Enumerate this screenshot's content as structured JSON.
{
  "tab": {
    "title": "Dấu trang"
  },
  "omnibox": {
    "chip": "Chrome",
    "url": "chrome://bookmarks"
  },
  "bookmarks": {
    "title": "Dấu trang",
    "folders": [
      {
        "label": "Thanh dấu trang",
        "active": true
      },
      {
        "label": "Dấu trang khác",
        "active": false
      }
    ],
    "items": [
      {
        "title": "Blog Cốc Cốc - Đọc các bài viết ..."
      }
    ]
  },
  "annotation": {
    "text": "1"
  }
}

━━━━━━━━━━━━━━━━━━━━━━━━━━━━━━

## Do this
From the first line to the last, please quote the material above exactly.

## Solved exercise
Enumerate this screenshot's content as structured JSON.
{
  "tab": {
    "title": "Dấu trang"
  },
  "omnibox": {
    "chip": "Chrome",
    "url": "chrome://bookmarks"
  },
  "bookmarks": {
    "title": "Dấu trang",
    "folders": [
      {
        "label": "Thanh dấu trang",
        "active": true
      },
      {
        "label": "Dấu trang khác",
        "active": false
      }
    ],
    "items": [
      {
        "title": "Blog Cốc Cốc - Đọc các bài viết ..."
      }
    ]
  },
  "annotation": {
    "text": "1"
  }
}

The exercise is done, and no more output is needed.